··· Input for this task
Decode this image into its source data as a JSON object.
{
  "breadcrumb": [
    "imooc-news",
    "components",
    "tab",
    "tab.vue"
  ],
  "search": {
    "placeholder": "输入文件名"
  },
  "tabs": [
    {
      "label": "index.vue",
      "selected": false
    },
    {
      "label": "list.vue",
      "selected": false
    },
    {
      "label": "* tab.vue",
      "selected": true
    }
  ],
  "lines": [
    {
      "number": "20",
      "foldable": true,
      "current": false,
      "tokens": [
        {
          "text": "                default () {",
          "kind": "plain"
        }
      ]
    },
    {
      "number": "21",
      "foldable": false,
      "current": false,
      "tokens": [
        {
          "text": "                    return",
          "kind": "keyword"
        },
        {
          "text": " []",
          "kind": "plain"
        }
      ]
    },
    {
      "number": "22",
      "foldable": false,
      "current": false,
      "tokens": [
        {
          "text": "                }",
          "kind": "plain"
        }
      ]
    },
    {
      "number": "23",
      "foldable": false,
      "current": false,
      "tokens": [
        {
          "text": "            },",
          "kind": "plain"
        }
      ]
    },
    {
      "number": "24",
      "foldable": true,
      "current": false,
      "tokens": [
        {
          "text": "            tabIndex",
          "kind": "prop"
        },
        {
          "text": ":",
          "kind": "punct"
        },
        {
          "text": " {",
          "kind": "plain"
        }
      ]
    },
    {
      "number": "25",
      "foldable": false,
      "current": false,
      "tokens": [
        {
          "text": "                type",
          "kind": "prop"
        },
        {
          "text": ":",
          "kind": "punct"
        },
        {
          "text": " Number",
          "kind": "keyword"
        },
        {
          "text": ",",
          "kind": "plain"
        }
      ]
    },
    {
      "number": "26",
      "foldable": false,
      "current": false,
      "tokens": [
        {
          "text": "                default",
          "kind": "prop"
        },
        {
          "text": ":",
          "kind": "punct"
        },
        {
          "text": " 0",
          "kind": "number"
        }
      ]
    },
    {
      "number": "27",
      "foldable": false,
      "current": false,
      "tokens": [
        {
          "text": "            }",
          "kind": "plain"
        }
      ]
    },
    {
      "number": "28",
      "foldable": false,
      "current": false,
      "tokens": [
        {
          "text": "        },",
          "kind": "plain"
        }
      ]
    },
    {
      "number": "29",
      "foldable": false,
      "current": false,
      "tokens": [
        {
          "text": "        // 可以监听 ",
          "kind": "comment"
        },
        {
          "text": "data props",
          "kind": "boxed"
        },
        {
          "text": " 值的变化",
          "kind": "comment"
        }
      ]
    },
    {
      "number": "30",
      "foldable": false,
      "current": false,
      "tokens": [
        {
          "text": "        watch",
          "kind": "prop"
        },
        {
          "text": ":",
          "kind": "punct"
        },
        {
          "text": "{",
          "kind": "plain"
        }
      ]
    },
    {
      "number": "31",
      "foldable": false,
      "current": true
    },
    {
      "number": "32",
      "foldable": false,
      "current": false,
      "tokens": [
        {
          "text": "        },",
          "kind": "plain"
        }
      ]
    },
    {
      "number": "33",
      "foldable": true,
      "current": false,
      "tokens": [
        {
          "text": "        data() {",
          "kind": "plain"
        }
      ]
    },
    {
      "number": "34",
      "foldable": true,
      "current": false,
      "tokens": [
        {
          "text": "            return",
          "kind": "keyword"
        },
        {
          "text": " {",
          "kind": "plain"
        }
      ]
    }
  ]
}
······
··· Input for this task
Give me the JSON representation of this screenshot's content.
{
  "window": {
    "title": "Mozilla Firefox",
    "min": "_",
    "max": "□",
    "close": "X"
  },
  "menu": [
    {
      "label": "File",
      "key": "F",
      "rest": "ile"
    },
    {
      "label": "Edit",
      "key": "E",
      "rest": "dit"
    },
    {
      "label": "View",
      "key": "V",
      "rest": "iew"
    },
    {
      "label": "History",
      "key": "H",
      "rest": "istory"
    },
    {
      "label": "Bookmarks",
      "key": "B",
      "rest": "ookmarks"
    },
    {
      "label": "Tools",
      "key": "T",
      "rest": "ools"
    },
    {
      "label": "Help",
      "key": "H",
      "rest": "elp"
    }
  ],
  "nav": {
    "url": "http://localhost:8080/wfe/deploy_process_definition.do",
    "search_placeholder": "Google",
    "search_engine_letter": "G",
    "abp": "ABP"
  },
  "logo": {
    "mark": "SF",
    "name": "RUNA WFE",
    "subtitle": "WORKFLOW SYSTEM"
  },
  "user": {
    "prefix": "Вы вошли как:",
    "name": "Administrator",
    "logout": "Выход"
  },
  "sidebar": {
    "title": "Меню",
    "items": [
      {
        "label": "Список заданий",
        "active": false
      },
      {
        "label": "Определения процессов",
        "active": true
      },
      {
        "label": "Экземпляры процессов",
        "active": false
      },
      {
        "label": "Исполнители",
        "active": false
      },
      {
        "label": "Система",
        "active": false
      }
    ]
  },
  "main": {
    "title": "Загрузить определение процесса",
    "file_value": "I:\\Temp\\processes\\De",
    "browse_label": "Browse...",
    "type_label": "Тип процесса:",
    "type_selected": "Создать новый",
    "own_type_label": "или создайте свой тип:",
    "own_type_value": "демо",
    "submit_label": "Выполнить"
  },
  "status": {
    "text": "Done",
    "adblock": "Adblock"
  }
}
······
* What is required: Look over the material above and show each line where "rest" appears.

* Answer to the task:
      "rest": "ile"
      "rest": "dit"
      "rest": "iew"
      "rest": "istory"
      "rest": "ookmarks"
      "rest": "ools"
      "rest": "elp"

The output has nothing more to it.